### Entries shown

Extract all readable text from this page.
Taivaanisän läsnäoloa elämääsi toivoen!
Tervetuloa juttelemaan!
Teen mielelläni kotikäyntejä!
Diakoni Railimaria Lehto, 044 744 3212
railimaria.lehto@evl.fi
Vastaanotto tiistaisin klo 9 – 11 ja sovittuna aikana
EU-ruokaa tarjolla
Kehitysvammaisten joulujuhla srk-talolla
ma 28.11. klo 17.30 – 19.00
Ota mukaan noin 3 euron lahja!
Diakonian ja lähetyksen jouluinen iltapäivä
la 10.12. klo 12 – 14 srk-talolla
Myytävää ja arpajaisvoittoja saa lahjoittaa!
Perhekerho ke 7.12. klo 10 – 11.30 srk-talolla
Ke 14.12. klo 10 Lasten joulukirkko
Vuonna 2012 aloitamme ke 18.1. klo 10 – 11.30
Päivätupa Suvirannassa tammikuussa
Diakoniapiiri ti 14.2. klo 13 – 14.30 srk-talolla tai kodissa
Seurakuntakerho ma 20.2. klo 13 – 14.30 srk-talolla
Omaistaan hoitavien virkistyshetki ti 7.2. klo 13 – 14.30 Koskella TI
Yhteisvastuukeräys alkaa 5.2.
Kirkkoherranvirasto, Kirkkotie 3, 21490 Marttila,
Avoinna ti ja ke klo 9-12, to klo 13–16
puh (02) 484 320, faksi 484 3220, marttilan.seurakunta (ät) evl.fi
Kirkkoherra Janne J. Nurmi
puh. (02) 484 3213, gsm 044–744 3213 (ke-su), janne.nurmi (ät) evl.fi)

######

*Instructions to follow:* Retype the data exactly as given.

*Solved exercise:*
Extract all readable text from this page.
Taivaanisän läsnäoloa elämääsi toivoen!
Tervetuloa juttelemaan!
Teen mielelläni kotikäyntejä!
Diakoni Railimaria Lehto, 044 744 3212
railimaria.lehto@evl.fi
Vastaanotto tiistaisin klo 9 – 11 ja sovittuna aikana
EU-ruokaa tarjolla
Kehitysvammaisten joulujuhla srk-talolla
ma 28.11. klo 17.30 – 19.00
Ota mukaan noin 3 euron lahja!
Diakonian ja lähetyksen jouluinen iltapäivä
la 10.12. klo 12 – 14 srk-talolla
Myytävää ja arpajaisvoittoja saa lahjoittaa!
Perhekerho ke 7.12. klo 10 – 11.30 srk-talolla
Ke 14.12. klo 10 Lasten joulukirkko
Vuonna 2012 aloitamme ke 18.1. klo 10 – 11.30
Päivätupa Suvirannassa tammikuussa
Diakoniapiiri ti 14.2. klo 13 – 14.30 srk-talolla tai kodissa
Seurakuntakerho ma 20.2. klo 13 – 14.30 srk-talolla
Omaistaan hoitavien virkistyshetki ti 7.2. klo 13 – 14.30 Koskella TI
Yhteisvastuukeräys alkaa 5.2.
Kirkkoherranvirasto, Kirkkotie 3, 21490 Marttila,
Avoinna ti ja ke klo 9-12, to klo 13–16
puh (02) 484 320, faksi 484 3220, marttilan.seurakunta (ät) evl.fi
Kirkkoherra Janne J. Nurmi
puh. (02) 484 3213, gsm 044–744 3213 (ke-su), janne.nurmi (ät) evl.fi)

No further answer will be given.